[Opening SOURCE PASSAGE section]


    "Right now, the direction is very positive and I am in serious discussions with the new president," Blatt said.

    "I'll shortly be going back to Russia to meet with him.

    "Right now, all the indications are very positive that I'll continue."

    Therefore, he watched the EuroBasket draw in Lithuania with a lot of interest.

    Bulgaria’s coach, Rosen Barchovski, said he was happy to have avoided Spain, Turkey and tournament hosts Lithuania in Group A.

    Only the top three sides will progress from each group to the next phase.

    Blatt doesn’t think it wise to become too excited about a draw.

    "You know," he said, "because I've been doing this for a while. I've been at a number of EuroBaskets, an Olympic Games and a World Championship, and I think that the gifts of the winter time can turn out to be the punishments of the summer time, and vice-versa - you just don't know.

    "You can't know at this stage.

    “It's a little premature to either celebrate or to lament your condition at this point and I think that all coaches would do very well to be calm at this point and just see how the teams shape up, who comes and who doesn't, before they start getting overly concerned one way or another."

    Nevertheless, Blatt wasn’t unhappy that the basketball gods had placed his team in Group D.

    "Our draw is even,” he said, “a lot of evenly balanced teams.

    “But it's a group that I would hope we'd find a way to advance from and that's the important thing in the First Round.”

    Avoiding Israel

    Blatt is the coach of Maccabi Tel Aviv and calls Israel home.

    Arik Shivek's Israeli team ended up in Group B, and Blatt was relieved.

    "Honestly, I am," he said.

    "I didn't want to go against them again. I did in EuroBasket, Spain, 2007. It was not a comfortable situation for me."

[Closing SOURCE PASSAGE section]

WORK INSTRUCTIONS:
(A) Decide whether each statement agrees with the EuroBasket passage: (i) Blatt said he would soon return to Russia to meet the new president; (ii) only the top two sides in each group advance to the next phase; (iii) Israel was drawn into Group D. Answer yes or no for each and quote the deciding words of the passage.
(B) Write the next part of the EuroBasket passage, picking up after its final sentence.

[Opening SUPPLIED DATA section]

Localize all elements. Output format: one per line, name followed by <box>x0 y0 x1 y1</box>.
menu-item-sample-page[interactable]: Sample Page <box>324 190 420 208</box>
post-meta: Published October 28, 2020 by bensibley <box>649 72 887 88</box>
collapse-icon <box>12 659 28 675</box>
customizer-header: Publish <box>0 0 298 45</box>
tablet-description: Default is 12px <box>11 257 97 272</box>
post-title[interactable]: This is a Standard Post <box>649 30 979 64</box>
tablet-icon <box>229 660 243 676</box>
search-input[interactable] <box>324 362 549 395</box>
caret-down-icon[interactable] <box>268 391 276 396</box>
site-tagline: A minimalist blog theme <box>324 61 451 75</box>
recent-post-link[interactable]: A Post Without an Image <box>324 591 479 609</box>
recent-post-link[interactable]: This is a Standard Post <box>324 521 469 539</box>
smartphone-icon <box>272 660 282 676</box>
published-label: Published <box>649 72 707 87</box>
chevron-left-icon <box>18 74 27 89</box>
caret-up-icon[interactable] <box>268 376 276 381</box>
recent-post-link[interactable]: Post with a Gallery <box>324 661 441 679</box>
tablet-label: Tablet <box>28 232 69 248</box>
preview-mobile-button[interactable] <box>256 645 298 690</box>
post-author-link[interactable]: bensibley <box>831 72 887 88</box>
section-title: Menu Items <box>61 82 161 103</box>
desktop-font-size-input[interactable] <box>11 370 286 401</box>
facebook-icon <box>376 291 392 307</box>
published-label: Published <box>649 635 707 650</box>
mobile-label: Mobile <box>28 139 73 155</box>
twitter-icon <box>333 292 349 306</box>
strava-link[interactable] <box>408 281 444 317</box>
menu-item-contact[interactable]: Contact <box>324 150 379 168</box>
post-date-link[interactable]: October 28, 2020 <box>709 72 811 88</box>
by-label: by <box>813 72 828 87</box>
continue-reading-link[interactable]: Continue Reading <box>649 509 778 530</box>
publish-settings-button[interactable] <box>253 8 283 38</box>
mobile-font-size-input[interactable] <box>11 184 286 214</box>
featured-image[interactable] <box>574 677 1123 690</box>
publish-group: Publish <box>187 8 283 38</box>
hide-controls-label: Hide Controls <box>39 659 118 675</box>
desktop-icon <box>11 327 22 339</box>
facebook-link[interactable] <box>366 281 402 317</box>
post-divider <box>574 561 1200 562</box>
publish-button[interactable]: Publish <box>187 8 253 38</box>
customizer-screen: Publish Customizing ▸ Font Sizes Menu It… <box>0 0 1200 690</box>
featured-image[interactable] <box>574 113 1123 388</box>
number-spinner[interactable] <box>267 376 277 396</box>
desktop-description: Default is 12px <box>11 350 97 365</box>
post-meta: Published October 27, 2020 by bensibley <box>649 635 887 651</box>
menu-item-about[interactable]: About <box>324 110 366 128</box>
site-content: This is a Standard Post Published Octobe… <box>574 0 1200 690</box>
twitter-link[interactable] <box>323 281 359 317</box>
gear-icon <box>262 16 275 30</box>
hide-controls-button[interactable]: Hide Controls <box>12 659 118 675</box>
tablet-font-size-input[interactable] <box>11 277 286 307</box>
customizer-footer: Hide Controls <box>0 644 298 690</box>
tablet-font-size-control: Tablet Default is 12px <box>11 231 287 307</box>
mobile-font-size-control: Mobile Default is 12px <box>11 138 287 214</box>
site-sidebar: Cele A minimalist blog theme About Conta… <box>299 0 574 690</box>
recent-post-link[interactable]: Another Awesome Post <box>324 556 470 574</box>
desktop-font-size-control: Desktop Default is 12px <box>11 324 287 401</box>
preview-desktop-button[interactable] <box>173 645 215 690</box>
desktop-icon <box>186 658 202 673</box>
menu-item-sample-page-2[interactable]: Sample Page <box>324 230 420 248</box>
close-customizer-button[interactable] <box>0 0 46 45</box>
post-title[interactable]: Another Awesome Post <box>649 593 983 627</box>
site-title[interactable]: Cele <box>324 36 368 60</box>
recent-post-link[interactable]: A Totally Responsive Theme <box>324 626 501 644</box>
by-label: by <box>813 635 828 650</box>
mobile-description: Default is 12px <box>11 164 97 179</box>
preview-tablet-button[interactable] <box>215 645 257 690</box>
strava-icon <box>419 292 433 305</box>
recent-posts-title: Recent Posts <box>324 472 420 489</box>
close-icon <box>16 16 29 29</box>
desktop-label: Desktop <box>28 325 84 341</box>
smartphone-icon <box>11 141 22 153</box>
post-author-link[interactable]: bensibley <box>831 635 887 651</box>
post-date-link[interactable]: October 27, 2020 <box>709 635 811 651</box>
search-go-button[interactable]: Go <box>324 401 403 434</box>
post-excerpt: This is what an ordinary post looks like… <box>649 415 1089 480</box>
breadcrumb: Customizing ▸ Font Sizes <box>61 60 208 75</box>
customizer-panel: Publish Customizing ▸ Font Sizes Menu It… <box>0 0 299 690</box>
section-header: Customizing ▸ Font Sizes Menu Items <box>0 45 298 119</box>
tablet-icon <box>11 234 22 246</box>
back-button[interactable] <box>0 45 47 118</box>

[Closing SUPPLIED DATA section]

EXERCISE ANSWERS:
(A)
(i) Yes: "I'll shortly be going back to Russia to meet with him."
(ii) No: "Only the top three sides will progress from each group to the next phase."
(iii) No: "Arik Shivek's Israeli team ended up in Group B"

(B)
    He then laughed and said: "It wasn't comfortable for them, either, because we won by 35.

    "I was happy at the end of the day that they qualified out of that group, by the way. That made me feel better. It wasn't comfortable playing them, nor beating them by 35.

    "But it was a happy moment for me when they qualified."

    So what can Europe expect of Russia at the EuroBasket? Might this team go on another great run and reach the Final, which would qualify the team for the London Olympics?

    "For me, the most important thing is to see which team I have because over the last three years, even though we have played well and had good results, we have not had our top players come, or they haven’t been available because of injury,” Blatt said.

    "I'll be very interested to see over these next few months who we'll have at our disposal and then I'll be able to comment more specifically on the draw that we had and whether or not we can advance and in what condition."

    The return of naturalized point guard Holden would be celebrated.

    He hit the game-winning basket against Spain in 2007 and remains a leading point guard in Russia with CSKA Moscow.

    While he hasn’t played since the 2008 Olympics, the Pennsylvania native hasn’t retired.

    "I asked him every year but he politely refuses so I don't know that he'll change his mind," Blatt said.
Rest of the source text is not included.